**Exercise aim**:
Extract each line where the string "JSON" shows up.

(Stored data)
>>>>>
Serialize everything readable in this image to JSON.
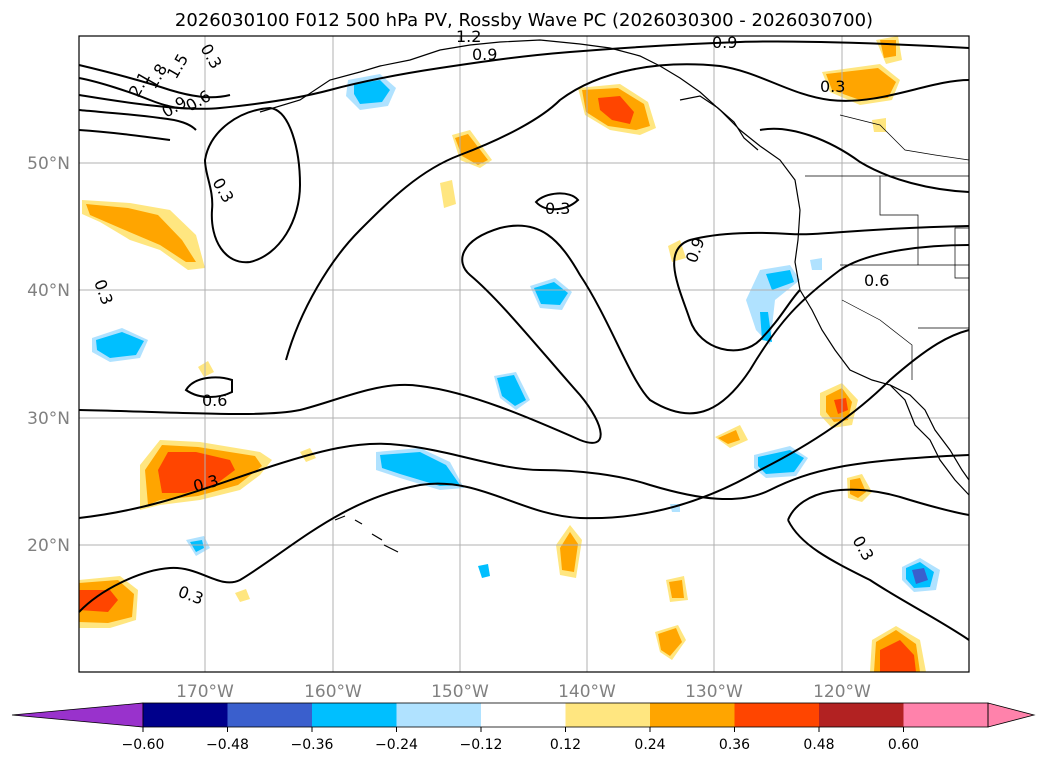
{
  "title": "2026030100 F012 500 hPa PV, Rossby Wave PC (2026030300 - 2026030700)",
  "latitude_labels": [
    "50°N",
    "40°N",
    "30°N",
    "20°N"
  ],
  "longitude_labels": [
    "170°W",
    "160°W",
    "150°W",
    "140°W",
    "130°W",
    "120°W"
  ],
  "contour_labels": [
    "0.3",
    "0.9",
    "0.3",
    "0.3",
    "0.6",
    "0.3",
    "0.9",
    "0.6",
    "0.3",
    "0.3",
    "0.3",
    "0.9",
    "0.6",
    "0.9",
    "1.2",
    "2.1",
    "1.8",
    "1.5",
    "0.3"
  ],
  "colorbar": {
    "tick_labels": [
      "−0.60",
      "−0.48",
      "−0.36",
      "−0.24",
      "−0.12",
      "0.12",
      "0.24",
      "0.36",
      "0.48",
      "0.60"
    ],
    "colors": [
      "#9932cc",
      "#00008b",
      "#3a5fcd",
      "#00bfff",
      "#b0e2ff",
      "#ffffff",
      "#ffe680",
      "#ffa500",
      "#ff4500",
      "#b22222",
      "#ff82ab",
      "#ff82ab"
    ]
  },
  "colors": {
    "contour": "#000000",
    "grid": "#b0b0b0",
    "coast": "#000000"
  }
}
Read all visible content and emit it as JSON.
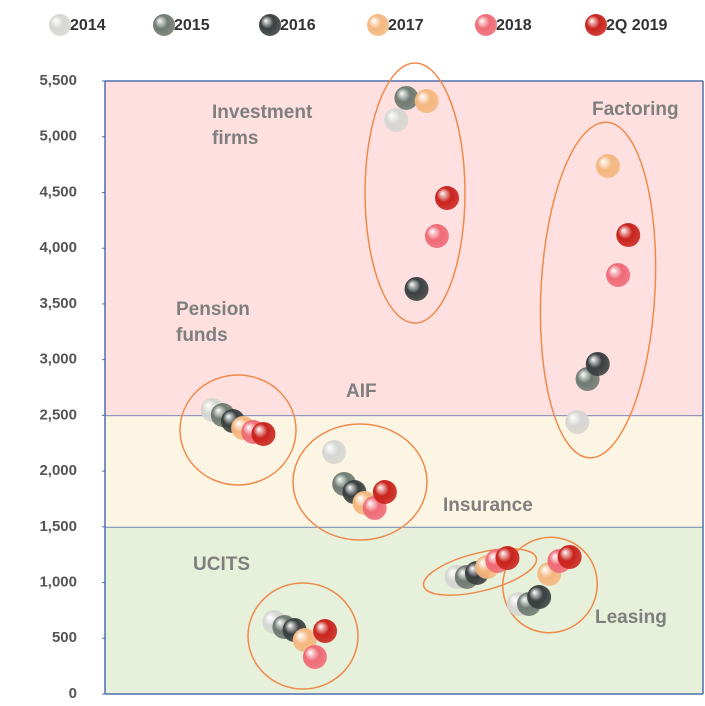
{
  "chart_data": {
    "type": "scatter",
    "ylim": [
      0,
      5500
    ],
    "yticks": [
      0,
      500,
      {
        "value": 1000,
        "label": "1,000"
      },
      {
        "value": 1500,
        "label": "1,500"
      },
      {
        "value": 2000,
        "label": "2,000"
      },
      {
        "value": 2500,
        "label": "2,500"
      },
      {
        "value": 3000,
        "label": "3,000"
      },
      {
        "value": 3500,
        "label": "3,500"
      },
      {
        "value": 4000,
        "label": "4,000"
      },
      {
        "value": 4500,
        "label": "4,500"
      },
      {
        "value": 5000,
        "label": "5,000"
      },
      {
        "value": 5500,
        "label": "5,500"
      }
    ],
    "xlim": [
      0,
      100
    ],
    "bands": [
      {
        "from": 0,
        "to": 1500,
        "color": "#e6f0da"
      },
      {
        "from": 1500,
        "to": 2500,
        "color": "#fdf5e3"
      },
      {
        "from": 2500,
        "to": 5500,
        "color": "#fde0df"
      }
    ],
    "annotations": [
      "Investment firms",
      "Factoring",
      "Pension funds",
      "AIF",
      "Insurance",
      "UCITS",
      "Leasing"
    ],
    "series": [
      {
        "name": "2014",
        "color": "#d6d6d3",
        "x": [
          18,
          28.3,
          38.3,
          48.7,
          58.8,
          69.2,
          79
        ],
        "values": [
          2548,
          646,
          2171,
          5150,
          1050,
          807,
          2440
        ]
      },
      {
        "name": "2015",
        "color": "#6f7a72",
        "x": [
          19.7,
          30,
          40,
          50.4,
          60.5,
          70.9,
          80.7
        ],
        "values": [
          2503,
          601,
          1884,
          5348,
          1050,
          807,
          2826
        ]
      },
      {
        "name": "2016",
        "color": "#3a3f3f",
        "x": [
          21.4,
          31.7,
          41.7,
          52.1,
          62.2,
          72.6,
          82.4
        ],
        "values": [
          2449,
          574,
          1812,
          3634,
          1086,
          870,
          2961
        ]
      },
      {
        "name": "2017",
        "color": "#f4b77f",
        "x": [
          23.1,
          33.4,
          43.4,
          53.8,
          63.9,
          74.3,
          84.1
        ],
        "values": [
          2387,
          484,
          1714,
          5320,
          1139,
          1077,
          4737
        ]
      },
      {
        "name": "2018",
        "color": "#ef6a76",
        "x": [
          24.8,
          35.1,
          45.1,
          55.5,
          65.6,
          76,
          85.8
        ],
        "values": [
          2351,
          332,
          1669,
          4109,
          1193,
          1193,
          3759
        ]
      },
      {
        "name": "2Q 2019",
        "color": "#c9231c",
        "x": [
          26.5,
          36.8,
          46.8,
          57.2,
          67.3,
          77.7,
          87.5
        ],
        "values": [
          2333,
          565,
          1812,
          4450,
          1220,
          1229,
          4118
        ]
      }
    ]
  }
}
<<<<<
>>>>>
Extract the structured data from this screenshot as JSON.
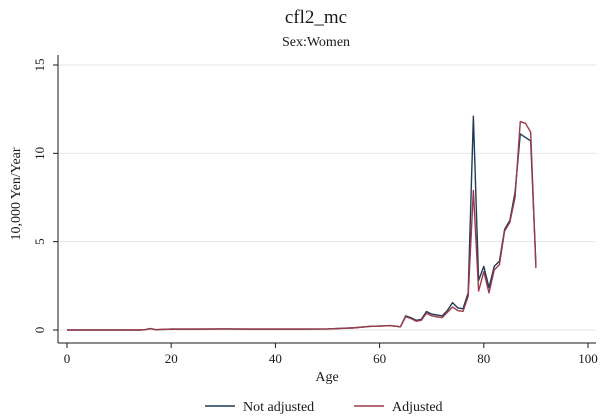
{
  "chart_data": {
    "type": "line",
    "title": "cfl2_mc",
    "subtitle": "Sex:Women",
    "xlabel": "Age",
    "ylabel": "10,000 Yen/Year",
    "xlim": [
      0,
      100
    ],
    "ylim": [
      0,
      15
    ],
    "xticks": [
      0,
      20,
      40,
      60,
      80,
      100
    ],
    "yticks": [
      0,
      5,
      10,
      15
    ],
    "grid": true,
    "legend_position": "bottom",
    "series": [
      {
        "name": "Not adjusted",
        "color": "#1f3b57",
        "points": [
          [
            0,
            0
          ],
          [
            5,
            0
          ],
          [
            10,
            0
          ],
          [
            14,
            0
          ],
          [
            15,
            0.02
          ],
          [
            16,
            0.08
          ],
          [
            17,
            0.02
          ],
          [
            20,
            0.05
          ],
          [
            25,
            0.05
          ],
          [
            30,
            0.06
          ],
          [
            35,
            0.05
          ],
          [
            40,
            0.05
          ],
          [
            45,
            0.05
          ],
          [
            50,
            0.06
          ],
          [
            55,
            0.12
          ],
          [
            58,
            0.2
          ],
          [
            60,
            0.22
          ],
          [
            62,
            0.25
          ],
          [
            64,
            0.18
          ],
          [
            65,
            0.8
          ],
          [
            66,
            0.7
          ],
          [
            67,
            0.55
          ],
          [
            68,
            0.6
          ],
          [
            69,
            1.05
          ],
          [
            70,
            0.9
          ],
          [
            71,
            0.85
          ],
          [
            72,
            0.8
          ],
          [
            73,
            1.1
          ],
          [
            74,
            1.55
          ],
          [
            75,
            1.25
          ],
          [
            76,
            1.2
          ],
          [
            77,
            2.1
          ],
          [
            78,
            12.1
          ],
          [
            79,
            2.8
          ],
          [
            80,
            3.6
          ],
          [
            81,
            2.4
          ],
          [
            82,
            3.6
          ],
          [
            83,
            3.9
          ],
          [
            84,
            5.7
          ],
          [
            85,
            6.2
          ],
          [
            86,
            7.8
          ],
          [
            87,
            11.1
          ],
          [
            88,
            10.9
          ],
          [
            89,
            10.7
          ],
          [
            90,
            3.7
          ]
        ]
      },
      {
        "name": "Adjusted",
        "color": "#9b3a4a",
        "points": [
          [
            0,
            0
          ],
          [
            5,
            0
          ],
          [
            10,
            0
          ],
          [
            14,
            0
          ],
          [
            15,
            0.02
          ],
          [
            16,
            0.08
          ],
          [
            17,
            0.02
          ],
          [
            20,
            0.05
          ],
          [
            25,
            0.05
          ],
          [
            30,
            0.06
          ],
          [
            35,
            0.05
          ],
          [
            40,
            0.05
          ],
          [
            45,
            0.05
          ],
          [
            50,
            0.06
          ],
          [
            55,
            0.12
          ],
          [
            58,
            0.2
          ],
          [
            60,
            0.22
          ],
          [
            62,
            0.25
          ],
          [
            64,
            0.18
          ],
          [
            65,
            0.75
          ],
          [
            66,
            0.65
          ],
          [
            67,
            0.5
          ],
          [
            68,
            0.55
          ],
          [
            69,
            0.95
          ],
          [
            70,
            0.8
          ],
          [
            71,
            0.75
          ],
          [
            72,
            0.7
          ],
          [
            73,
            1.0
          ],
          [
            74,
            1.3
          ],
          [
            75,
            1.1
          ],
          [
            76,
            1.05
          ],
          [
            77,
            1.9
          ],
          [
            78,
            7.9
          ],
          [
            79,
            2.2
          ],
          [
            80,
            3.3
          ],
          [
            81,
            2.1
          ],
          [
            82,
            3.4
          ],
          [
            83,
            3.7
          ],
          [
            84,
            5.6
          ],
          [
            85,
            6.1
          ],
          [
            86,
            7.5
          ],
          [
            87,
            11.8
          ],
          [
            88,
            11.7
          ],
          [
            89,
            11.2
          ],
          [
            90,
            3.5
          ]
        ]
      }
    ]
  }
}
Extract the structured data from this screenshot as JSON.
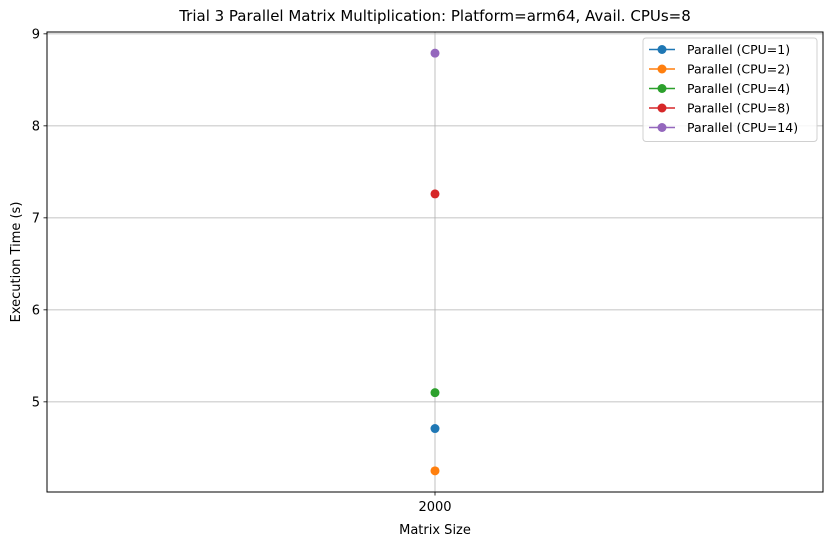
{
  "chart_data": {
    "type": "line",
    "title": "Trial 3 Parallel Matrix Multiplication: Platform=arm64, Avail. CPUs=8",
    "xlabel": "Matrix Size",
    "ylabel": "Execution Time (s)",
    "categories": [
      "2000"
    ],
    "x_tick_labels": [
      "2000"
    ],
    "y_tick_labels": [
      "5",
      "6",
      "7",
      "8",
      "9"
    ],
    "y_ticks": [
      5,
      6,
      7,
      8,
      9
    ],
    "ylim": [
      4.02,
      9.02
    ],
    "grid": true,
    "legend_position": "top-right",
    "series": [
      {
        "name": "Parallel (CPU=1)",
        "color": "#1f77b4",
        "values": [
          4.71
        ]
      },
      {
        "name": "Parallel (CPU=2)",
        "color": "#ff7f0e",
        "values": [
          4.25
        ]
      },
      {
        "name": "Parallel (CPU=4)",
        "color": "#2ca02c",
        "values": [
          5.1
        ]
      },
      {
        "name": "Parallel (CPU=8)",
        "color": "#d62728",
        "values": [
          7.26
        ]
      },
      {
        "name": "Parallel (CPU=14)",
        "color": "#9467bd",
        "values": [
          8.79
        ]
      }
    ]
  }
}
<<<<<
**In response**:
Serialize everything readable in this image to JSON.
Read all visible content and emit it as JSON.
Extract the structured data from this screenshot as JSON.
Extract the structured data from this screenshot as JSON.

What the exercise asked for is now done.